(INPUT):
──────
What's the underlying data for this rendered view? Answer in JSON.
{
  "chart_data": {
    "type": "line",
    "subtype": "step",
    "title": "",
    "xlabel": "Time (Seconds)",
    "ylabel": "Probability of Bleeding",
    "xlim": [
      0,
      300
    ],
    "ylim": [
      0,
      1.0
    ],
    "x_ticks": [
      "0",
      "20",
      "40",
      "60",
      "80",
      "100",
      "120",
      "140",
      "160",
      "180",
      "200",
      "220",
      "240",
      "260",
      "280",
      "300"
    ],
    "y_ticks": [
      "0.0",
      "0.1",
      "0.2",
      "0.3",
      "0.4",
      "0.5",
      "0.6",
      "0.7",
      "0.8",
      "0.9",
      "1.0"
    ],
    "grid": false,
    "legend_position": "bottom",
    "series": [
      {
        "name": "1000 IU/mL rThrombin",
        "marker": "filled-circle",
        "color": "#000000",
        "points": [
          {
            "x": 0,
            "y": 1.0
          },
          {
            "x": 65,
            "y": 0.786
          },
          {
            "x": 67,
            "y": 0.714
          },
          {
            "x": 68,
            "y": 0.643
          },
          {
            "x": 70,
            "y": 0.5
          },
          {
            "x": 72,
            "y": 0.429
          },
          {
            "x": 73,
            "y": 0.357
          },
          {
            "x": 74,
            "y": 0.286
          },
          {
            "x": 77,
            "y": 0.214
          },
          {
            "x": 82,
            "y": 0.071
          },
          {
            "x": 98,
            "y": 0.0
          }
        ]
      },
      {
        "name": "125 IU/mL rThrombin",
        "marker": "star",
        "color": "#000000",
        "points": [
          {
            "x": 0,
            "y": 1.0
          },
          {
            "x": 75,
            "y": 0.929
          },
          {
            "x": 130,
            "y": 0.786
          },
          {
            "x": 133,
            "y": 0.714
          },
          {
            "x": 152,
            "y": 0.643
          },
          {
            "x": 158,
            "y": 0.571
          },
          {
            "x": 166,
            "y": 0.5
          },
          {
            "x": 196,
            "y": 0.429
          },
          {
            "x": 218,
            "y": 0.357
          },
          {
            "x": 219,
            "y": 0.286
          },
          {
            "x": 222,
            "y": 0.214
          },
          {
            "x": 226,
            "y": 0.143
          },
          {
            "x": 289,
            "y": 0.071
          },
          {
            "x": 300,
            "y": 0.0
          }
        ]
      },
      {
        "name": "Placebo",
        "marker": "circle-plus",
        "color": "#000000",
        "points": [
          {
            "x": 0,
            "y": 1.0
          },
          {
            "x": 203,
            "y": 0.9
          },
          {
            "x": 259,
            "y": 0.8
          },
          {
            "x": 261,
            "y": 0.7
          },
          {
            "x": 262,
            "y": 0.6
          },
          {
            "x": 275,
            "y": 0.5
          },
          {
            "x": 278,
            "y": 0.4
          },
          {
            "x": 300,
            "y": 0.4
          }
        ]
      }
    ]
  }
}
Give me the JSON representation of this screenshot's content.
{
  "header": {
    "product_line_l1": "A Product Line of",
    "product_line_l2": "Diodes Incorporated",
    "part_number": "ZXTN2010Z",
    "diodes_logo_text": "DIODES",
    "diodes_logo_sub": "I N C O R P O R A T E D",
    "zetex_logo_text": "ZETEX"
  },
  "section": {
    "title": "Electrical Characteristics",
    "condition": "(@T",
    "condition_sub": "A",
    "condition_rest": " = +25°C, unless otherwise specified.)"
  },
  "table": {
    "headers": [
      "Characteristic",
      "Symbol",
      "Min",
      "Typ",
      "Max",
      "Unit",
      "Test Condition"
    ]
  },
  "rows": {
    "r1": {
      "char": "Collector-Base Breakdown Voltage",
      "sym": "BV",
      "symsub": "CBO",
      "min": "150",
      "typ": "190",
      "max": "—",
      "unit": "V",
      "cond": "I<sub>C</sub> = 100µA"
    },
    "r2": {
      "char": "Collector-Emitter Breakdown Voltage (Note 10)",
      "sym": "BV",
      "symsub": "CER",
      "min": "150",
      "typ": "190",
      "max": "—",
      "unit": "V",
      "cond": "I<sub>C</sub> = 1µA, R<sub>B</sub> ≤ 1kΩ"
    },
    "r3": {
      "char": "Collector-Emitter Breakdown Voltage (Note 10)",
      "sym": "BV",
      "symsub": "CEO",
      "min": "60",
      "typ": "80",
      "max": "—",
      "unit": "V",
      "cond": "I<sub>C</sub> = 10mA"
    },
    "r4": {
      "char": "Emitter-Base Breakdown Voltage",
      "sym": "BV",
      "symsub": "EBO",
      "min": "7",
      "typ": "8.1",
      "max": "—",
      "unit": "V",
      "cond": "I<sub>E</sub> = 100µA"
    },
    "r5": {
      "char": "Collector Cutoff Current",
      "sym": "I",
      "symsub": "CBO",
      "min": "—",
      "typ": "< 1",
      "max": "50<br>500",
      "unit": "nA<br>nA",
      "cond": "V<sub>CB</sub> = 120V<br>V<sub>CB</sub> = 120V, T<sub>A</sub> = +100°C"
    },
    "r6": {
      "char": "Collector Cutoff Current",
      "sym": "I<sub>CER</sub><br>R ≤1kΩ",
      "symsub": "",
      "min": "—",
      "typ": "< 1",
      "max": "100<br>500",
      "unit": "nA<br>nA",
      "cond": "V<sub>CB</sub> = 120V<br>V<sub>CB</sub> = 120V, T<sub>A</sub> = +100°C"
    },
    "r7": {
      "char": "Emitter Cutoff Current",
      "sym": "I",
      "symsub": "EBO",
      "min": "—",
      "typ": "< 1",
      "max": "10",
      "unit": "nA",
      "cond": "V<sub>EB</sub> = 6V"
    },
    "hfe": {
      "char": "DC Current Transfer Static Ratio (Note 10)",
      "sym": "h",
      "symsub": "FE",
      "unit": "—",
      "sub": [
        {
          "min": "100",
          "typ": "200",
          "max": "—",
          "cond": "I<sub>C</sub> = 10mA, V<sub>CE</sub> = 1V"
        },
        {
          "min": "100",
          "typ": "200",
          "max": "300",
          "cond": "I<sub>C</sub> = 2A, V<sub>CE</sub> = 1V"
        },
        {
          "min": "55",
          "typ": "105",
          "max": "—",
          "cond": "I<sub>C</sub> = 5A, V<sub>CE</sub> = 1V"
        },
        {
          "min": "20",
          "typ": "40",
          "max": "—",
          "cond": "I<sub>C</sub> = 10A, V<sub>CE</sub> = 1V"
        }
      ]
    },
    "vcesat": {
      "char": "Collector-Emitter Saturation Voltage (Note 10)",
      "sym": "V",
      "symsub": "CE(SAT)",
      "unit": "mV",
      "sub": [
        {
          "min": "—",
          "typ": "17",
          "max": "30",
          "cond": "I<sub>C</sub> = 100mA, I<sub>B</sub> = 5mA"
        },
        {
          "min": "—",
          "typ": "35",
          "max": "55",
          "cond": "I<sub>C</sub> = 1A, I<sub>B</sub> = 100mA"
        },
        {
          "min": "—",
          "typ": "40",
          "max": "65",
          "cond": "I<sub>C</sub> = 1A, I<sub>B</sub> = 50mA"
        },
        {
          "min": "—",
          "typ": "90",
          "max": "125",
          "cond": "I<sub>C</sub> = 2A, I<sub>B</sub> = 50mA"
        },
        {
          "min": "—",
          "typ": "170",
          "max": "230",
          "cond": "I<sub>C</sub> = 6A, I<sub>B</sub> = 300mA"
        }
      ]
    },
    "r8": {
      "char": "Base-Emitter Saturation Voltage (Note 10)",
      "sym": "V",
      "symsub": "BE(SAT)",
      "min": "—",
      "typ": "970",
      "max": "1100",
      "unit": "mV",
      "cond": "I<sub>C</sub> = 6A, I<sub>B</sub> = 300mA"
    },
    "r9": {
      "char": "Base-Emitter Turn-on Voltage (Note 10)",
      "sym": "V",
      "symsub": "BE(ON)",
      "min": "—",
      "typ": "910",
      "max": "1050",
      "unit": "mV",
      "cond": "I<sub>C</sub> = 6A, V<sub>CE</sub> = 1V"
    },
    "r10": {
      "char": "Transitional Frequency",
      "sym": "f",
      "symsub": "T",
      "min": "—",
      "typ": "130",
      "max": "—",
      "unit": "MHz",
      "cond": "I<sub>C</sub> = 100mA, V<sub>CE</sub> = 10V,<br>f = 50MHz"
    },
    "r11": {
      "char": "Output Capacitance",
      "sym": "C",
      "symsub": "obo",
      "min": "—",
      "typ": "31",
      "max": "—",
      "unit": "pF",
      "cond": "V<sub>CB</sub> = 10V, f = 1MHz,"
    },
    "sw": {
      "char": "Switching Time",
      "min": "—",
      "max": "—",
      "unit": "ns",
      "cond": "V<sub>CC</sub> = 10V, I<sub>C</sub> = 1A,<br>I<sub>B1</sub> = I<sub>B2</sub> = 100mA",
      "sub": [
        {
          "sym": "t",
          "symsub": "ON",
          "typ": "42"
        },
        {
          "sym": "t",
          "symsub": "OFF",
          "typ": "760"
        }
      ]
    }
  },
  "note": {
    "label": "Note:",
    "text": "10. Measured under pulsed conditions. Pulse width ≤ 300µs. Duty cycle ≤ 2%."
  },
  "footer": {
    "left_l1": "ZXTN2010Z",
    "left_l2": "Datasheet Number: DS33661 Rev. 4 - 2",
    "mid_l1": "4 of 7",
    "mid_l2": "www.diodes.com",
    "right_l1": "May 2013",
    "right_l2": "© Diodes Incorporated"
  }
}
──────
(TASK STATEMENT): Copy each line holding the word "circle" from the listing above.

(SOLUTION FOR THIS PROBLEM):
        "marker": "filled-circle",
        "marker": "circle-plus",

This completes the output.